WRITTEN TASK | Copy out the records precisely, omitting pictures.

Data entries
===

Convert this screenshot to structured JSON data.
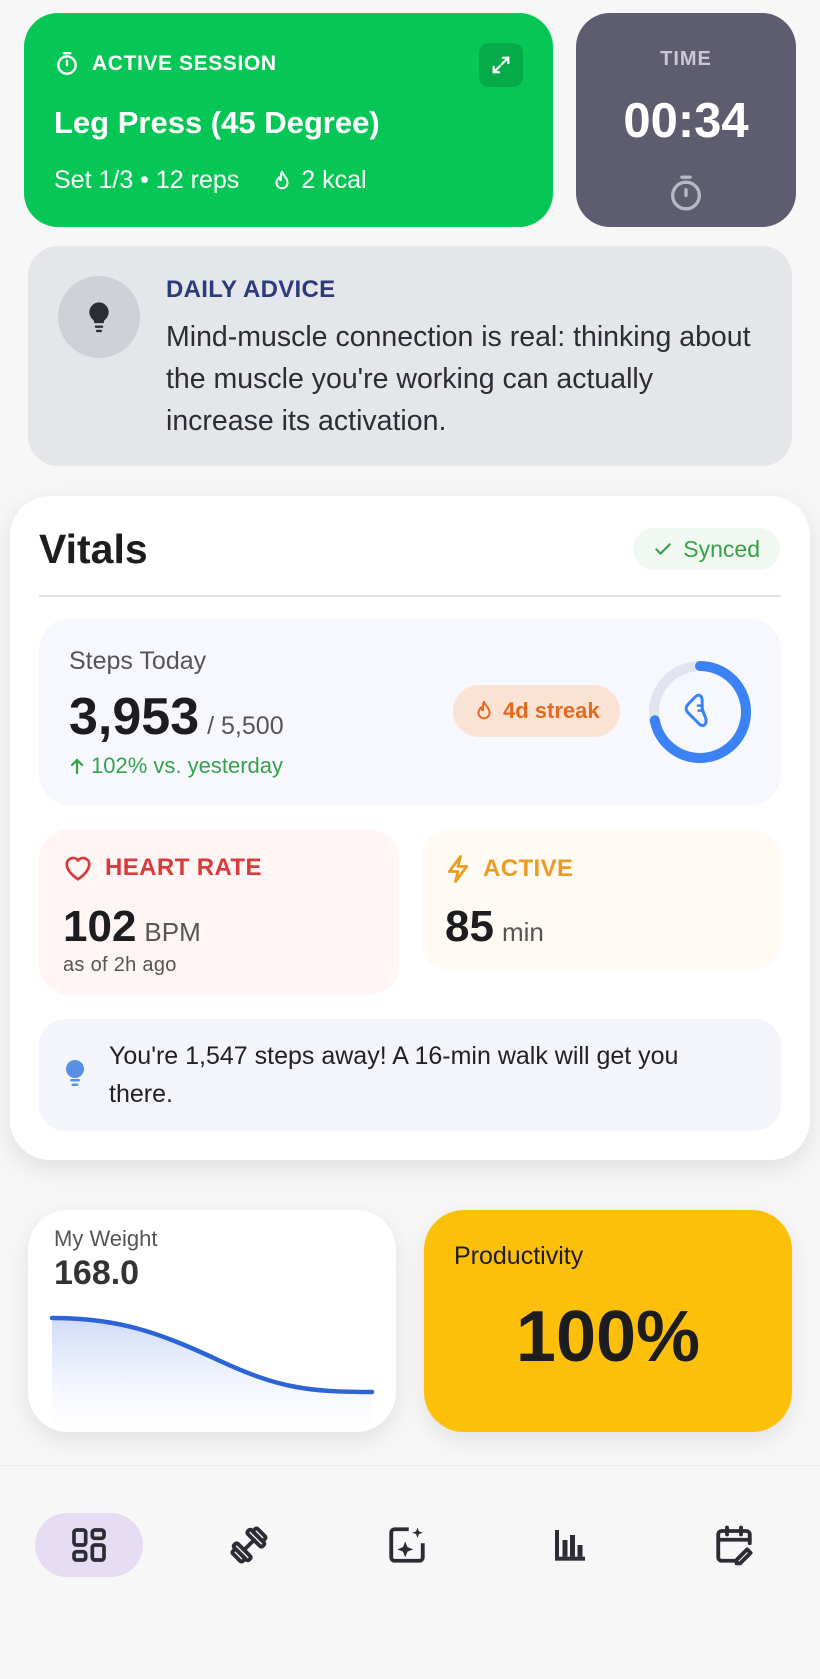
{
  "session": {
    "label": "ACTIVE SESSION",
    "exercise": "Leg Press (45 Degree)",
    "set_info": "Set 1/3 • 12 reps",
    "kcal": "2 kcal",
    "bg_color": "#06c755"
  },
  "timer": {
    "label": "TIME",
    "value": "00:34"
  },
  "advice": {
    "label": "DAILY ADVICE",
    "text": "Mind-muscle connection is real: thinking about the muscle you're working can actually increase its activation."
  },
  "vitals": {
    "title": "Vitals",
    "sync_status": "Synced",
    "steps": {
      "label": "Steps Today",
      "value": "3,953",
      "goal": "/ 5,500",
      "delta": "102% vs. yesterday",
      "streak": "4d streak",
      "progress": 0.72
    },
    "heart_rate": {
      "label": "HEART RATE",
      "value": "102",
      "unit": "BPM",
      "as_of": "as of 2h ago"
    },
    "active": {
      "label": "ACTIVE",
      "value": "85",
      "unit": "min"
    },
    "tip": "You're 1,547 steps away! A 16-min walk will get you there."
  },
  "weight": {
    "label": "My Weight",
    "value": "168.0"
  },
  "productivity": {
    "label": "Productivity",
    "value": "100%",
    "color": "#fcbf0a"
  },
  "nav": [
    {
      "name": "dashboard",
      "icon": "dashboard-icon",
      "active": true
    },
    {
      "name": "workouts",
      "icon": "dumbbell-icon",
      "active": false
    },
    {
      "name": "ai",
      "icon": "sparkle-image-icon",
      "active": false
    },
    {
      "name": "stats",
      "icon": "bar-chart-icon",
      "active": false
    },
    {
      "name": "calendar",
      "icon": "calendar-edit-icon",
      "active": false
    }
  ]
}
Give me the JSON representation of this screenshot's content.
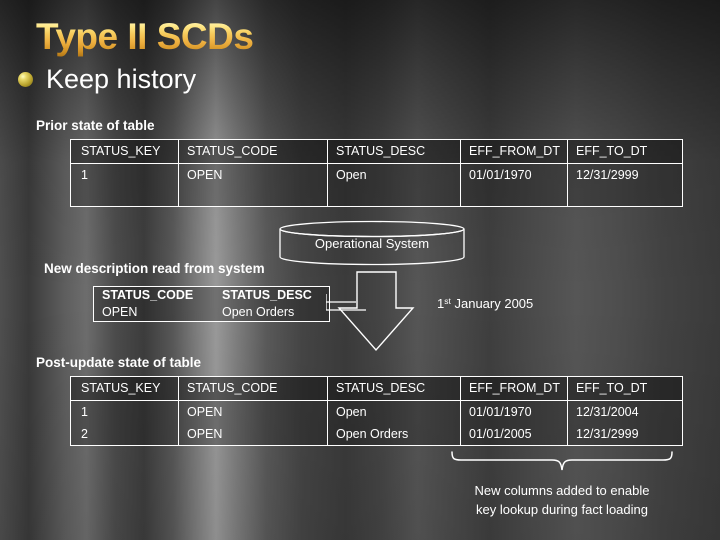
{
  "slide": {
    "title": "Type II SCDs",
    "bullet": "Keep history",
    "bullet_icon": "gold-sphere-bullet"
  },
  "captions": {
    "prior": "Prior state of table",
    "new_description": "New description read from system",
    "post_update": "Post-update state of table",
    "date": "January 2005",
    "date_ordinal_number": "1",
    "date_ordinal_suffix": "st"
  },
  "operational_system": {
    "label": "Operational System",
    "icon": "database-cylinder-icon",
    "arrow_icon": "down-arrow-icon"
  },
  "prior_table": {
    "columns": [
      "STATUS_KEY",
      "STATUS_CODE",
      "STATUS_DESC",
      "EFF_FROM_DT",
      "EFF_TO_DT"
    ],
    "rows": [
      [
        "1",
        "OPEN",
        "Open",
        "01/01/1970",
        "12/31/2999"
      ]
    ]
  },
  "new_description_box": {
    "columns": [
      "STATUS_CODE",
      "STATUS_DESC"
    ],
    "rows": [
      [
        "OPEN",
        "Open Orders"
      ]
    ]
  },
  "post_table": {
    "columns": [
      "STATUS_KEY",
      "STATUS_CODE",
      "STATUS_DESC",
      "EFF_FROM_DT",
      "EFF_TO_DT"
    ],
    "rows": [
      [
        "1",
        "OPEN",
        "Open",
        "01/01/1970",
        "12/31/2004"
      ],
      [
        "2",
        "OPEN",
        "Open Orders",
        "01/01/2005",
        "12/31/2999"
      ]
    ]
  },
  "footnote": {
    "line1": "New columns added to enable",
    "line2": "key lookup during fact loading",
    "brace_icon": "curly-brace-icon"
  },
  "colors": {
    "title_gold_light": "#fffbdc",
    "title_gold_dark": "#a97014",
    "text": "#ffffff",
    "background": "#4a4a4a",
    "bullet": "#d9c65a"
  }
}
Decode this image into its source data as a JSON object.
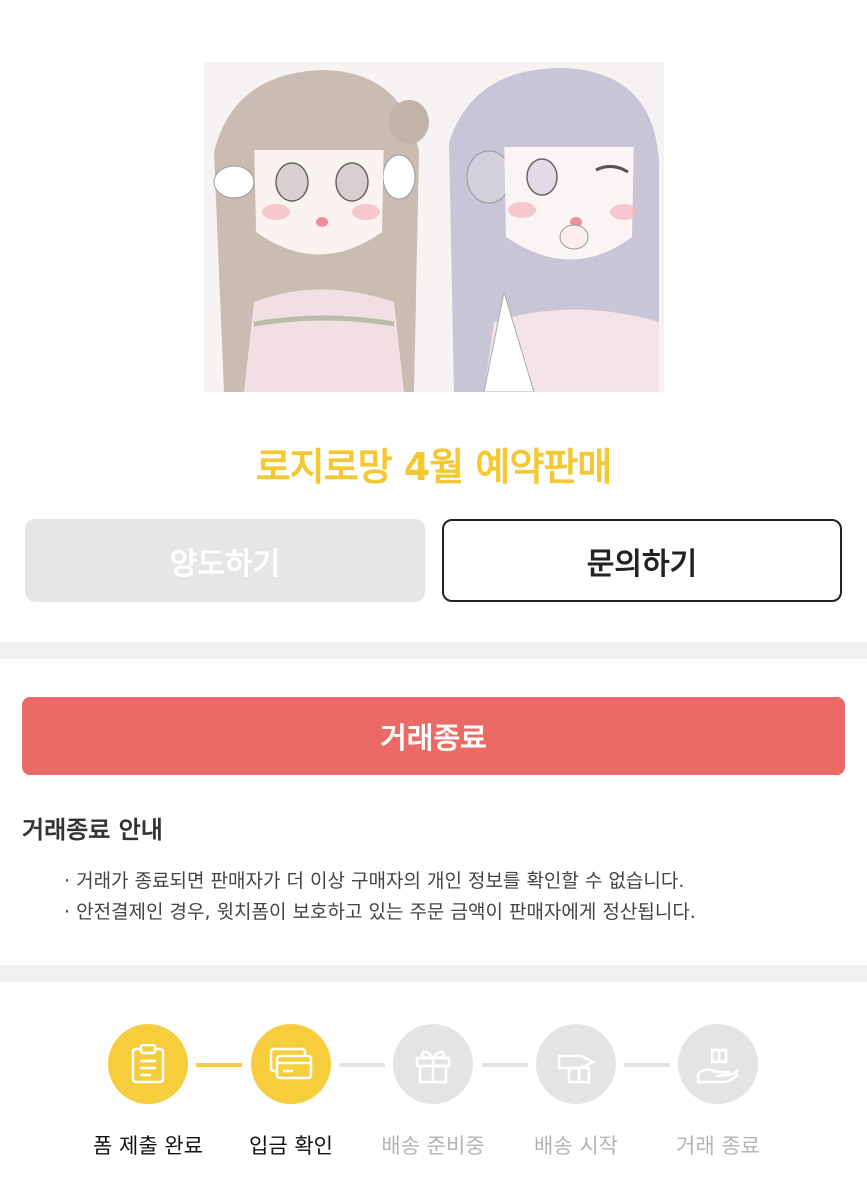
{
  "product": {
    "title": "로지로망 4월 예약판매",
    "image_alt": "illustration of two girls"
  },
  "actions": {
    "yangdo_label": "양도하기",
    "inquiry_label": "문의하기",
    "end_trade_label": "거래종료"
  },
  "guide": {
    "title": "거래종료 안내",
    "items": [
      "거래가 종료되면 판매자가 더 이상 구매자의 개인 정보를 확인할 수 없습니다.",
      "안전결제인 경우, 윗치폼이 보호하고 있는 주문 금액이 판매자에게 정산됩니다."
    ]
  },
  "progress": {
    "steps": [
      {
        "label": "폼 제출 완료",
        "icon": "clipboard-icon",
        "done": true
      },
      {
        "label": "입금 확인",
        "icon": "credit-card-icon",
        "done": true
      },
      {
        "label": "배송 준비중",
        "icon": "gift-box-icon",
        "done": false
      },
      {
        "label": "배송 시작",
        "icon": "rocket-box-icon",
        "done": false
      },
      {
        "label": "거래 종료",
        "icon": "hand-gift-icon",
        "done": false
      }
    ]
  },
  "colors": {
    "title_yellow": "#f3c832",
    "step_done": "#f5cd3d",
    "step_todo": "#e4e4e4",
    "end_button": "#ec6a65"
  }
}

===

TASK ANSWER |
Convert this screenshot to structured JSON data.
{
  "session": {
    "label": "ACTIVE SESSION",
    "exercise": "Leg Press (45 Degree)",
    "set_info": "Set 1/3 • 12 reps",
    "kcal": "2 kcal",
    "bg_color": "#06c755"
  },
  "timer": {
    "label": "TIME",
    "value": "00:34"
  },
  "advice": {
    "label": "DAILY ADVICE",
    "text": "Mind-muscle connection is real: thinking about the muscle you're working can actually increase its activation."
  },
  "vitals": {
    "title": "Vitals",
    "sync_status": "Synced",
    "steps": {
      "label": "Steps Today",
      "value": "3,953",
      "goal": "/ 5,500",
      "delta": "102% vs. yesterday",
      "streak": "4d streak",
      "progress": 0.72
    },
    "heart_rate": {
      "label": "HEART RATE",
      "value": "102",
      "unit": "BPM",
      "as_of": "as of 2h ago"
    },
    "active": {
      "label": "ACTIVE",
      "value": "85",
      "unit": "min"
    },
    "tip": "You're 1,547 steps away! A 16-min walk will get you there."
  },
  "weight": {
    "label": "My Weight",
    "value": "168.0"
  },
  "productivity": {
    "label": "Productivity",
    "value": "100%",
    "color": "#fcbf0a"
  },
  "nav": [
    {
      "name": "dashboard",
      "icon": "dashboard-icon",
      "active": true
    },
    {
      "name": "workouts",
      "icon": "dumbbell-icon",
      "active": false
    },
    {
      "name": "ai",
      "icon": "sparkle-image-icon",
      "active": false
    },
    {
      "name": "stats",
      "icon": "bar-chart-icon",
      "active": false
    },
    {
      "name": "calendar",
      "icon": "calendar-edit-icon",
      "active": false
    }
  ]
}
Give me the JSON representation of this screenshot's content.
{
  "slide": {
    "title": "Type II SCDs",
    "bullet": "Keep history",
    "bullet_icon": "gold-sphere-bullet"
  },
  "captions": {
    "prior": "Prior state of table",
    "new_description": "New description read from system",
    "post_update": "Post-update state of table",
    "date": "January 2005",
    "date_ordinal_number": "1",
    "date_ordinal_suffix": "st"
  },
  "operational_system": {
    "label": "Operational System",
    "icon": "database-cylinder-icon",
    "arrow_icon": "down-arrow-icon"
  },
  "prior_table": {
    "columns": [
      "STATUS_KEY",
      "STATUS_CODE",
      "STATUS_DESC",
      "EFF_FROM_DT",
      "EFF_TO_DT"
    ],
    "rows": [
      [
        "1",
        "OPEN",
        "Open",
        "01/01/1970",
        "12/31/2999"
      ]
    ]
  },
  "new_description_box": {
    "columns": [
      "STATUS_CODE",
      "STATUS_DESC"
    ],
    "rows": [
      [
        "OPEN",
        "Open Orders"
      ]
    ]
  },
  "post_table": {
    "columns": [
      "STATUS_KEY",
      "STATUS_CODE",
      "STATUS_DESC",
      "EFF_FROM_DT",
      "EFF_TO_DT"
    ],
    "rows": [
      [
        "1",
        "OPEN",
        "Open",
        "01/01/1970",
        "12/31/2004"
      ],
      [
        "2",
        "OPEN",
        "Open Orders",
        "01/01/2005",
        "12/31/2999"
      ]
    ]
  },
  "footnote": {
    "line1": "New columns added to enable",
    "line2": "key lookup during fact loading",
    "brace_icon": "curly-brace-icon"
  },
  "colors": {
    "title_gold_light": "#fffbdc",
    "title_gold_dark": "#a97014",
    "text": "#ffffff",
    "background": "#4a4a4a",
    "bullet": "#d9c65a"
  }
}
Decode this image into its source data as a JSON object.
{
  "product": {
    "title": "로지로망 4월 예약판매",
    "image_alt": "illustration of two girls"
  },
  "actions": {
    "yangdo_label": "양도하기",
    "inquiry_label": "문의하기",
    "end_trade_label": "거래종료"
  },
  "guide": {
    "title": "거래종료 안내",
    "items": [
      "거래가 종료되면 판매자가 더 이상 구매자의 개인 정보를 확인할 수 없습니다.",
      "안전결제인 경우, 윗치폼이 보호하고 있는 주문 금액이 판매자에게 정산됩니다."
    ]
  },
  "progress": {
    "steps": [
      {
        "label": "폼 제출 완료",
        "icon": "clipboard-icon",
        "done": true
      },
      {
        "label": "입금 확인",
        "icon": "credit-card-icon",
        "done": true
      },
      {
        "label": "배송 준비중",
        "icon": "gift-box-icon",
        "done": false
      },
      {
        "label": "배송 시작",
        "icon": "rocket-box-icon",
        "done": false
      },
      {
        "label": "거래 종료",
        "icon": "hand-gift-icon",
        "done": false
      }
    ]
  },
  "colors": {
    "title_yellow": "#f3c832",
    "step_done": "#f5cd3d",
    "step_todo": "#e4e4e4",
    "end_button": "#ec6a65"
  }
}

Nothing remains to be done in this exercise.